**What is required**
Pictures do not belong in your copy. Repeat all the other data exactly.

[Saved data entries]

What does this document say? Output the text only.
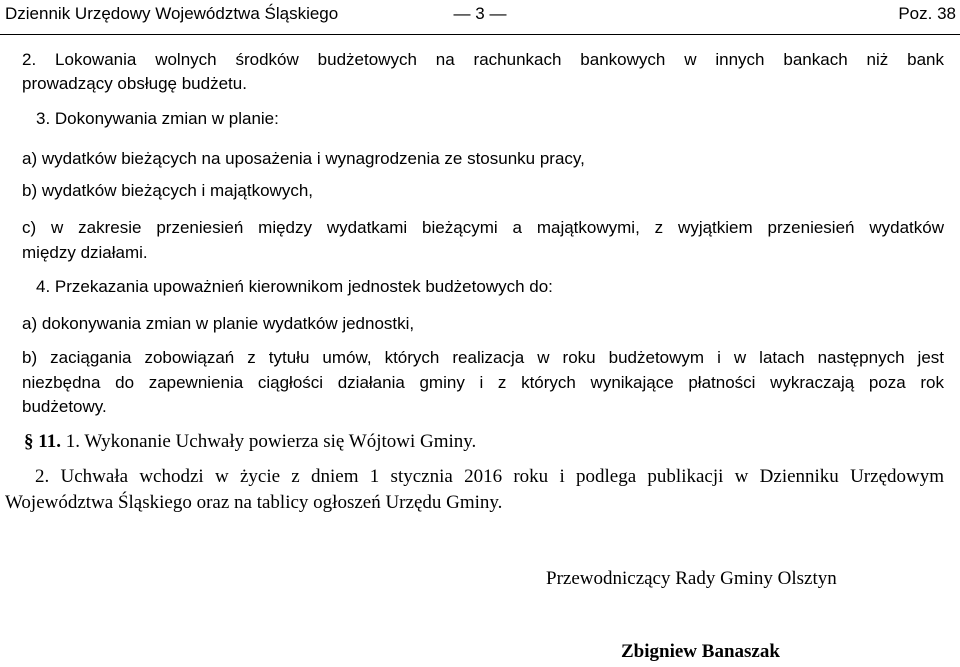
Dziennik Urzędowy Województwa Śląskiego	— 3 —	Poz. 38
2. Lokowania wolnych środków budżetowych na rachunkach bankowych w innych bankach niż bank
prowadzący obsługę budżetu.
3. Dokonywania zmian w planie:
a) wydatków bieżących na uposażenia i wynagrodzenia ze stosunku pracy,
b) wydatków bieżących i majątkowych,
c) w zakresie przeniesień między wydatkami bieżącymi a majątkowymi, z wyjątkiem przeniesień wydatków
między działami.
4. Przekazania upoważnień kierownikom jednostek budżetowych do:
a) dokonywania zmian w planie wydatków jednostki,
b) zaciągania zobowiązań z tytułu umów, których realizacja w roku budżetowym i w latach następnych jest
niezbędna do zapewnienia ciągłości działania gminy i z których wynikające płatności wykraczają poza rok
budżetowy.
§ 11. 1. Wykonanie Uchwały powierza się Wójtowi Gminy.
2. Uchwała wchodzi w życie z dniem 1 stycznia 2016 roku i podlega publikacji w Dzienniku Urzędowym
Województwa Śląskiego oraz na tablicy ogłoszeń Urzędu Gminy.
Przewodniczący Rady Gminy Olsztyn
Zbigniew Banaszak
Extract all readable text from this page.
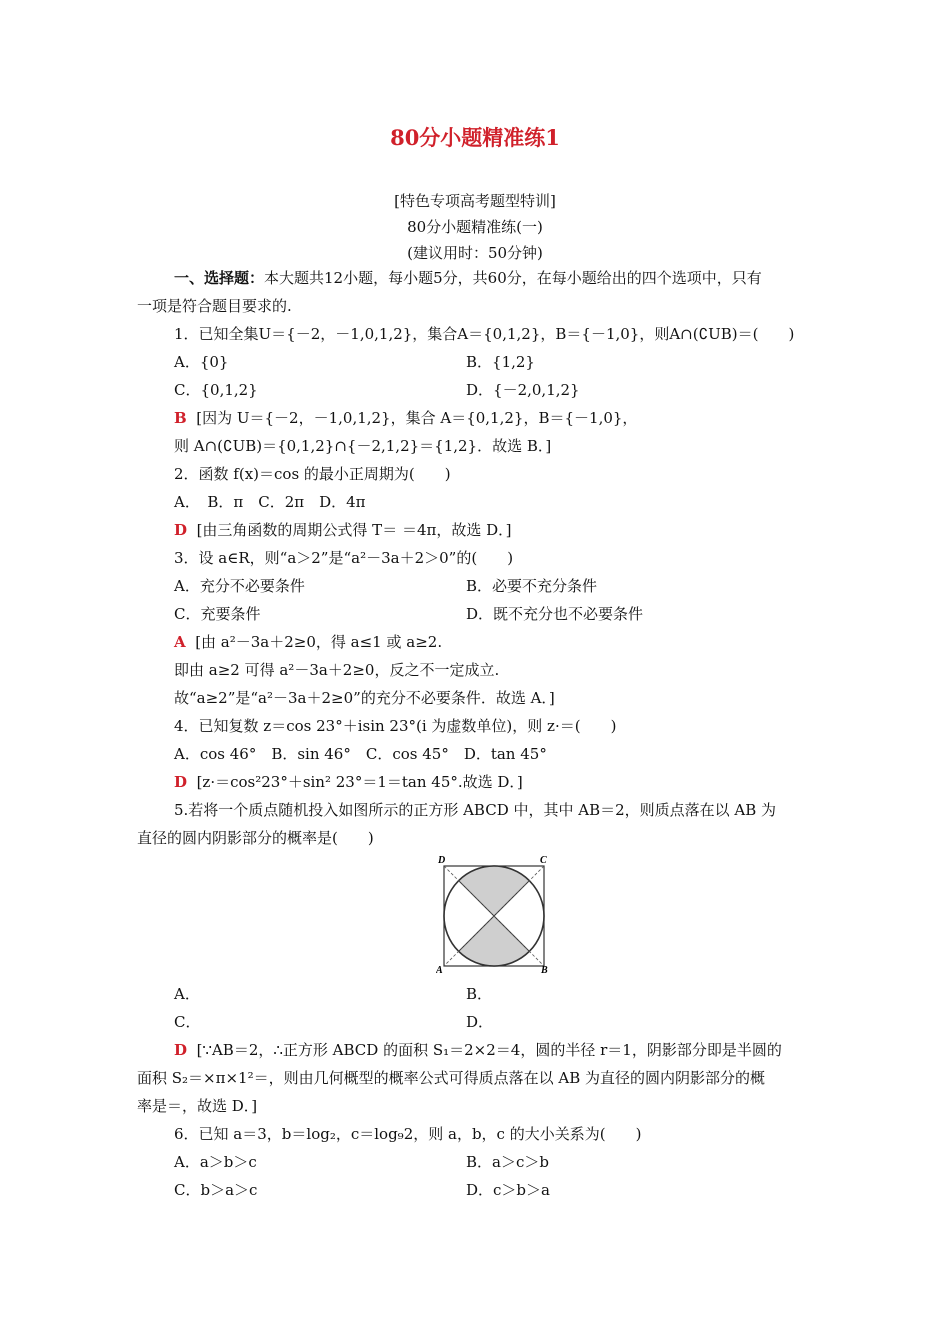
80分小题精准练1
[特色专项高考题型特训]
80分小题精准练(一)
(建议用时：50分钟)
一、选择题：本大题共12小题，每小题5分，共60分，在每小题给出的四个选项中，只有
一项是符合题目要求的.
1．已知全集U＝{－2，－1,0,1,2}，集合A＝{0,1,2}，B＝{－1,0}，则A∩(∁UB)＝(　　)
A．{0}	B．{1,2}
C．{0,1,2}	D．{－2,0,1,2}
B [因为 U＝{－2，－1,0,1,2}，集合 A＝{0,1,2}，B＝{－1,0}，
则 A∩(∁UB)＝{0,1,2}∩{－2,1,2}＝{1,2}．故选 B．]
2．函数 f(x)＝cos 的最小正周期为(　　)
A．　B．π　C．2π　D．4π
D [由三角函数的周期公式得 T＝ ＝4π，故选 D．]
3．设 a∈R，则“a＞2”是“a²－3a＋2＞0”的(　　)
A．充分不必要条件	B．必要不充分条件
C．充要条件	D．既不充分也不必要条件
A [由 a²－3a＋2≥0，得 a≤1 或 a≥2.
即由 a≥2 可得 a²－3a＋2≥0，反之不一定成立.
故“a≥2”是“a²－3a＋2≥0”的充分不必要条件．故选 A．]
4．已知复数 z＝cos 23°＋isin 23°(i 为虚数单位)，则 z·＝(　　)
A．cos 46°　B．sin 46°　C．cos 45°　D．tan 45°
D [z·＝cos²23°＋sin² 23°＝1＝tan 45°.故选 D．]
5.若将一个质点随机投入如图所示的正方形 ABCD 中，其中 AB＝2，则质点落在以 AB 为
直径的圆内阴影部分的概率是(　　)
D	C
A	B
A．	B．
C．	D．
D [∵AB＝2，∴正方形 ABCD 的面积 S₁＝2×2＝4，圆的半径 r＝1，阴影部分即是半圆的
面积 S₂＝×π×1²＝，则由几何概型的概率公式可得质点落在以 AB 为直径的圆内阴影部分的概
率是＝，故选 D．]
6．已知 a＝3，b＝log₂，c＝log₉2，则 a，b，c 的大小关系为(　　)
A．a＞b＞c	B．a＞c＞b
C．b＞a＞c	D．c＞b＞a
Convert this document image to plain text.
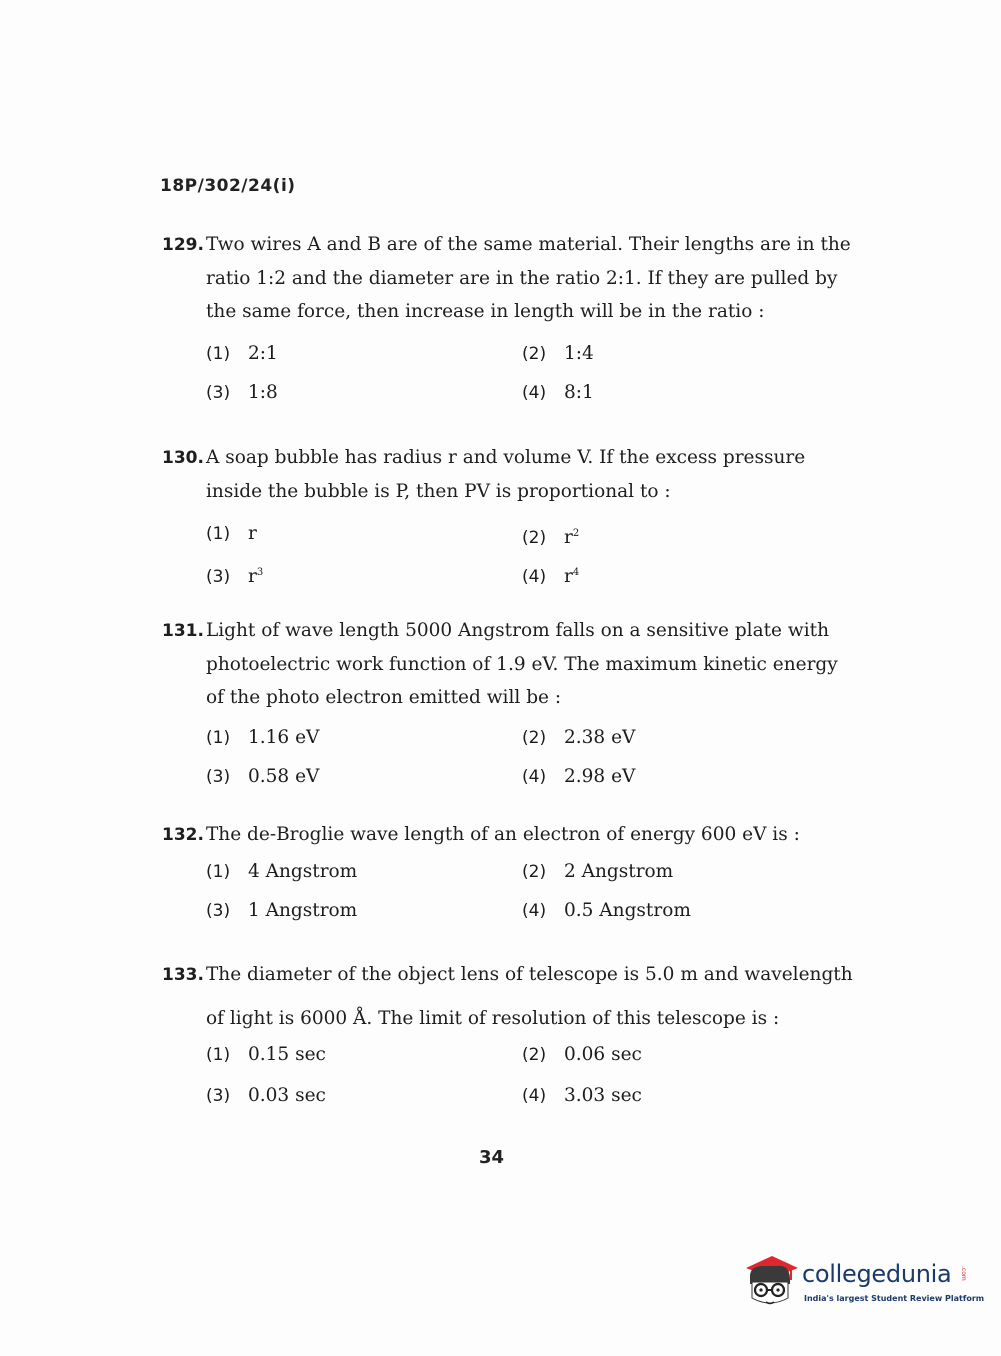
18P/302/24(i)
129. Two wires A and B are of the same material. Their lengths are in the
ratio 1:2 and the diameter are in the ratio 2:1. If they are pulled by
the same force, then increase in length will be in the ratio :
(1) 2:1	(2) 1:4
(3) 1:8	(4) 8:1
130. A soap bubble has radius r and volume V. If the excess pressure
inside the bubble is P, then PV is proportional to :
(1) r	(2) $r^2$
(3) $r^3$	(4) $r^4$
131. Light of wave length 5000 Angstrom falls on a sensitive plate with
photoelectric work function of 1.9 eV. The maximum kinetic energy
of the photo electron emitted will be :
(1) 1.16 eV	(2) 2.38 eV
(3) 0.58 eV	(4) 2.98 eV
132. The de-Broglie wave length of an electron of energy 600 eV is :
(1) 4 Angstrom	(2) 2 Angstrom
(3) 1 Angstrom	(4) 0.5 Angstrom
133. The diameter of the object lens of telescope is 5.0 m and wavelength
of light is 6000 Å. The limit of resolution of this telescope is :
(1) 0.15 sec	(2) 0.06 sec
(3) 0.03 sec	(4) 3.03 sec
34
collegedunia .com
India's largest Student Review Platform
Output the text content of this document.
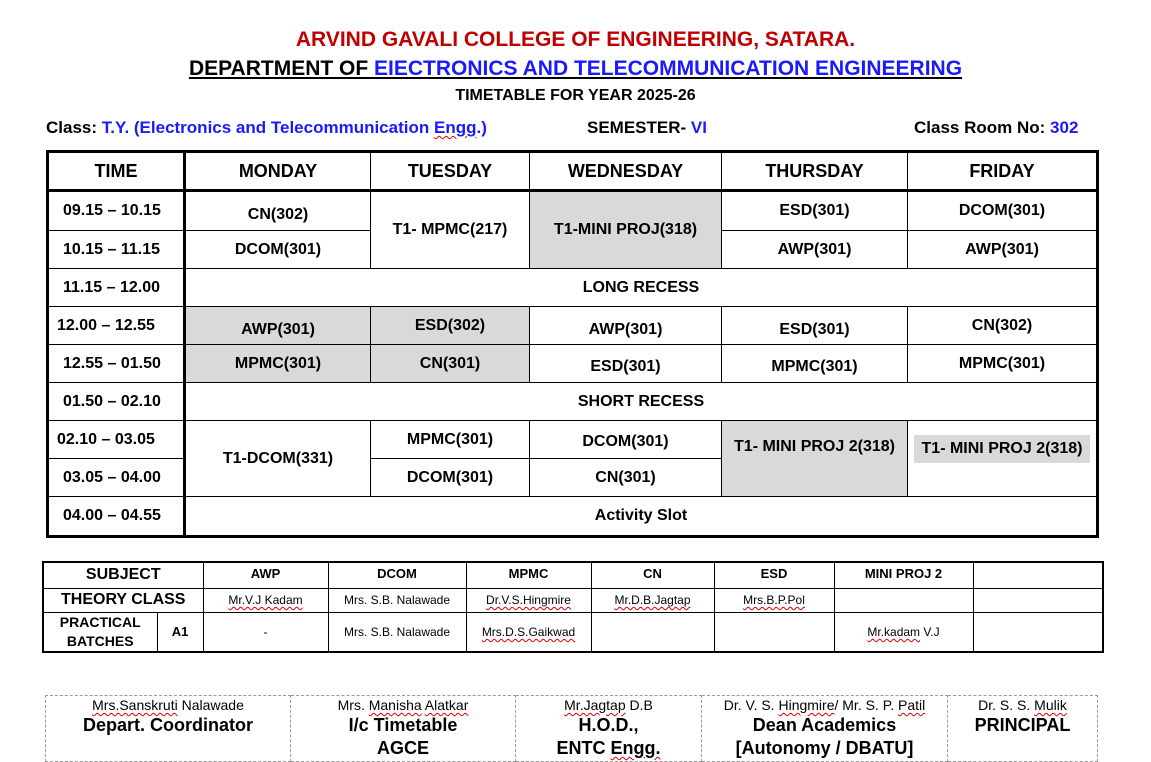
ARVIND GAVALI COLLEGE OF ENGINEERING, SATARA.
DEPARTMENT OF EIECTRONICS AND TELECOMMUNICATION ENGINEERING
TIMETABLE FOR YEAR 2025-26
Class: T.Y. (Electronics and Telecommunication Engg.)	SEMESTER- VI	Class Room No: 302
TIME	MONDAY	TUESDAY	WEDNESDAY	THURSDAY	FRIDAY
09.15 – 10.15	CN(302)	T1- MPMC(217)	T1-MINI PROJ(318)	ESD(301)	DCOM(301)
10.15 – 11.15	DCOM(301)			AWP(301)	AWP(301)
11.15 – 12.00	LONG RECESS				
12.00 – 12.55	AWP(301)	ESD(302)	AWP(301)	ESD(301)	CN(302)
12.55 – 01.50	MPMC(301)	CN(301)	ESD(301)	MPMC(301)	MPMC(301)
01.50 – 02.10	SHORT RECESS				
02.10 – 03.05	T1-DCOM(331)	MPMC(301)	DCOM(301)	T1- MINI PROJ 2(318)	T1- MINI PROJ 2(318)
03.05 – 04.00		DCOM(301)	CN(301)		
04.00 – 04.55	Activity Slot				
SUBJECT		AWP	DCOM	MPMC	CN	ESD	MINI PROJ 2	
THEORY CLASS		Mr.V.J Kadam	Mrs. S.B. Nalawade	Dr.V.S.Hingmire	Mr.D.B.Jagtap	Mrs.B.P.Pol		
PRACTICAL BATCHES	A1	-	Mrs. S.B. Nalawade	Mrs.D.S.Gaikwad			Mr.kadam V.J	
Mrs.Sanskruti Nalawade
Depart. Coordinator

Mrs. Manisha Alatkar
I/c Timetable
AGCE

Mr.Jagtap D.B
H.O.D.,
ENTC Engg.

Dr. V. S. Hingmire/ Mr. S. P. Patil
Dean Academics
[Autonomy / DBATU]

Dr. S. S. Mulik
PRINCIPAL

**Right answer**
What does this document say? Output the text only.
Dziennik Urzędowy Województwa Śląskiego	— 3 —	Poz. 38
2. Lokowania wolnych środków budżetowych na rachunkach bankowych w innych bankach niż bank
prowadzący obsługę budżetu.
3. Dokonywania zmian w planie:
a) wydatków bieżących na uposażenia i wynagrodzenia ze stosunku pracy,
b) wydatków bieżących i majątkowych,
c) w zakresie przeniesień między wydatkami bieżącymi a majątkowymi, z wyjątkiem przeniesień wydatków
między działami.
4. Przekazania upoważnień kierownikom jednostek budżetowych do:
a) dokonywania zmian w planie wydatków jednostki,
b) zaciągania zobowiązań z tytułu umów, których realizacja w roku budżetowym i w latach następnych jest
niezbędna do zapewnienia ciągłości działania gminy i z których wynikające płatności wykraczają poza rok
budżetowy.
§ 11. 1. Wykonanie Uchwały powierza się Wójtowi Gminy.
2. Uchwała wchodzi w życie z dniem 1 stycznia 2016 roku i podlega publikacji w Dzienniku Urzędowym
Województwa Śląskiego oraz na tablicy ogłoszeń Urzędu Gminy.
Przewodniczący Rady Gminy Olsztyn
Zbigniew Banaszak
Extract all readable text from this page.
80分小题精准练1
[特色专项高考题型特训]
80分小题精准练(一)
(建议用时：50分钟)
一、选择题：本大题共12小题，每小题5分，共60分，在每小题给出的四个选项中，只有
一项是符合题目要求的.
1．已知全集U＝{－2，－1,0,1,2}，集合A＝{0,1,2}，B＝{－1,0}，则A∩(∁UB)＝(　　)
A．{0}	B．{1,2}
C．{0,1,2}	D．{－2,0,1,2}
B [因为 U＝{－2，－1,0,1,2}，集合 A＝{0,1,2}，B＝{－1,0}，
则 A∩(∁UB)＝{0,1,2}∩{－2,1,2}＝{1,2}．故选 B．]
2．函数 f(x)＝cos 的最小正周期为(　　)
A．　B．π　C．2π　D．4π
D [由三角函数的周期公式得 T＝ ＝4π，故选 D．]
3．设 a∈R，则“a＞2”是“a²－3a＋2＞0”的(　　)
A．充分不必要条件	B．必要不充分条件
C．充要条件	D．既不充分也不必要条件
A [由 a²－3a＋2≥0，得 a≤1 或 a≥2.
即由 a≥2 可得 a²－3a＋2≥0，反之不一定成立.
故“a≥2”是“a²－3a＋2≥0”的充分不必要条件．故选 A．]
4．已知复数 z＝cos 23°＋isin 23°(i 为虚数单位)，则 z·＝(　　)
A．cos 46°　B．sin 46°　C．cos 45°　D．tan 45°
D [z·＝cos²23°＋sin² 23°＝1＝tan 45°.故选 D．]
5.若将一个质点随机投入如图所示的正方形 ABCD 中，其中 AB＝2，则质点落在以 AB 为
直径的圆内阴影部分的概率是(　　)
D	C
A	B
A．	B．
C．	D．
D [∵AB＝2，∴正方形 ABCD 的面积 S₁＝2×2＝4，圆的半径 r＝1，阴影部分即是半圆的
面积 S₂＝×π×1²＝，则由几何概型的概率公式可得质点落在以 AB 为直径的圆内阴影部分的概
率是＝，故选 D．]
6．已知 a＝3，b＝log₂，c＝log₉2，则 a，b，c 的大小关系为(　　)
A．a＞b＞c	B．a＞c＞b
C．b＞a＞c	D．c＞b＞a
Convert this document image to plain text.
18P/302/24(i)
129. Two wires A and B are of the same material. Their lengths are in the
ratio 1:2 and the diameter are in the ratio 2:1. If they are pulled by
the same force, then increase in length will be in the ratio :
(1) 2:1	(2) 1:4
(3) 1:8	(4) 8:1
130. A soap bubble has radius r and volume V. If the excess pressure
inside the bubble is P, then PV is proportional to :
(1) r	(2) $r^2$
(3) $r^3$	(4) $r^4$
131. Light of wave length 5000 Angstrom falls on a sensitive plate with
photoelectric work function of 1.9 eV. The maximum kinetic energy
of the photo electron emitted will be :
(1) 1.16 eV	(2) 2.38 eV
(3) 0.58 eV	(4) 2.98 eV
132. The de-Broglie wave length of an electron of energy 600 eV is :
(1) 4 Angstrom	(2) 2 Angstrom
(3) 1 Angstrom	(4) 0.5 Angstrom
133. The diameter of the object lens of telescope is 5.0 m and wavelength
of light is 6000 Å. The limit of resolution of this telescope is :
(1) 0.15 sec	(2) 0.06 sec
(3) 0.03 sec	(4) 3.03 sec
34
collegedunia .com
India's largest Student Review Platform
Output the text content of this document.
ARVIND GAVALI COLLEGE OF ENGINEERING, SATARA.
DEPARTMENT OF EIECTRONICS AND TELECOMMUNICATION ENGINEERING
TIMETABLE FOR YEAR 2025-26
Class: T.Y. (Electronics and Telecommunication Engg.)	SEMESTER- VI	Class Room No: 302
TIME	MONDAY	TUESDAY	WEDNESDAY	THURSDAY	FRIDAY
09.15 – 10.15	CN(302)	T1- MPMC(217)	T1-MINI PROJ(318)	ESD(301)	DCOM(301)
10.15 – 11.15	DCOM(301)			AWP(301)	AWP(301)
11.15 – 12.00	LONG RECESS				
12.00 – 12.55	AWP(301)	ESD(302)	AWP(301)	ESD(301)	CN(302)
12.55 – 01.50	MPMC(301)	CN(301)	ESD(301)	MPMC(301)	MPMC(301)
01.50 – 02.10	SHORT RECESS				
02.10 – 03.05	T1-DCOM(331)	MPMC(301)	DCOM(301)	T1- MINI PROJ 2(318)	T1- MINI PROJ 2(318)
03.05 – 04.00		DCOM(301)	CN(301)		
04.00 – 04.55	Activity Slot				
SUBJECT		AWP	DCOM	MPMC	CN	ESD	MINI PROJ 2	
THEORY CLASS		Mr.V.J Kadam	Mrs. S.B. Nalawade	Dr.V.S.Hingmire	Mr.D.B.Jagtap	Mrs.B.P.Pol		
PRACTICAL BATCHES	A1	-	Mrs. S.B. Nalawade	Mrs.D.S.Gaikwad			Mr.kadam V.J	
Mrs.Sanskruti Nalawade
Depart. Coordinator

Mrs. Manisha Alatkar
I/c Timetable
AGCE

Mr.Jagtap D.B
H.O.D.,
ENTC Engg.

Dr. V. S. Hingmire/ Mr. S. P. Patil
Dean Academics
[Autonomy / DBATU]

Dr. S. S. Mulik
PRINCIPAL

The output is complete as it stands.